- [Request]: Transcribe every line exactly. Leave the pictures behind.

- [Data rows]:
++++++++++++++++++++
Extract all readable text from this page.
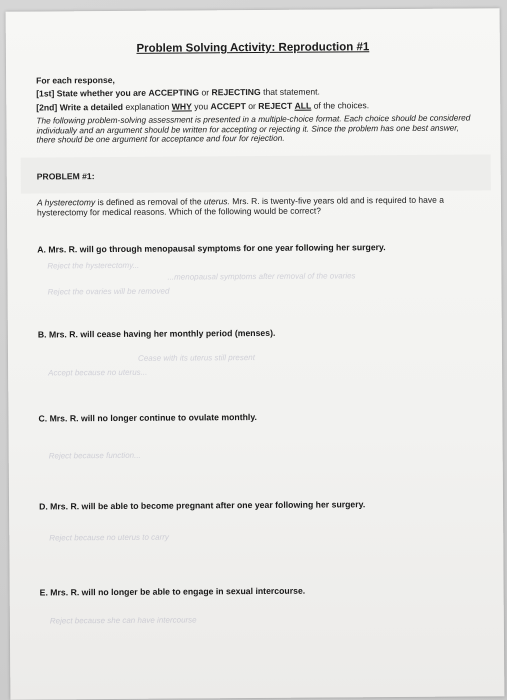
Problem Solving Activity: Reproduction #1
For each response,
[1st] State whether you are ACCEPTING or REJECTING that statement.
[2nd] Write a detailed explanation WHY you ACCEPT or REJECT ALL of the choices.
The following problem-solving assessment is presented in a multiple-choice format. Each choice should be considered individually and an argument should be written for accepting or rejecting it. Since the problem has one best answer, there should be one argument for acceptance and four for rejection.
PROBLEM #1:
A hysterectomy is defined as removal of the uterus. Mrs. R. is twenty-five years old and is required to have a hysterectomy for medical reasons. Which of the following would be correct?
A. Mrs. R. will go through menopausal symptoms for one year following her surgery.
Reject the hysterectomy...
...menopausal symptoms after removal of the ovaries
Reject the ovaries will be removed
B. Mrs. R. will cease having her monthly period (menses).
Cease with its uterus still present
Accept because no uterus...
C. Mrs. R. will no longer continue to ovulate monthly.
Reject because function...
D. Mrs. R. will be able to become pregnant after one year following her surgery.
Reject because no uterus to carry
E. Mrs. R. will no longer be able to engage in sexual intercourse.
Reject because she can have intercourse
++++++++++++++++++++
- [Task solution]:
Extract all readable text from this page.
Problem Solving Activity: Reproduction #1
For each response,
[1st] State whether you are ACCEPTING or REJECTING that statement.
[2nd] Write a detailed explanation WHY you ACCEPT or REJECT ALL of the choices.
The following problem-solving assessment is presented in a multiple-choice format. Each choice should be considered individually and an argument should be written for accepting or rejecting it. Since the problem has one best answer, there should be one argument for acceptance and four for rejection.
PROBLEM #1:
A hysterectomy is defined as removal of the uterus. Mrs. R. is twenty-five years old and is required to have a hysterectomy for medical reasons. Which of the following would be correct?
A. Mrs. R. will go through menopausal symptoms for one year following her surgery.
Reject the hysterectomy...
...menopausal symptoms after removal of the ovaries
Reject the ovaries will be removed
B. Mrs. R. will cease having her monthly period (menses).
Cease with its uterus still present
Accept because no uterus...
C. Mrs. R. will no longer continue to ovulate monthly.
Reject because function...
D. Mrs. R. will be able to become pregnant after one year following her surgery.
Reject because no uterus to carry
E. Mrs. R. will no longer be able to engage in sexual intercourse.
Reject because she can have intercourse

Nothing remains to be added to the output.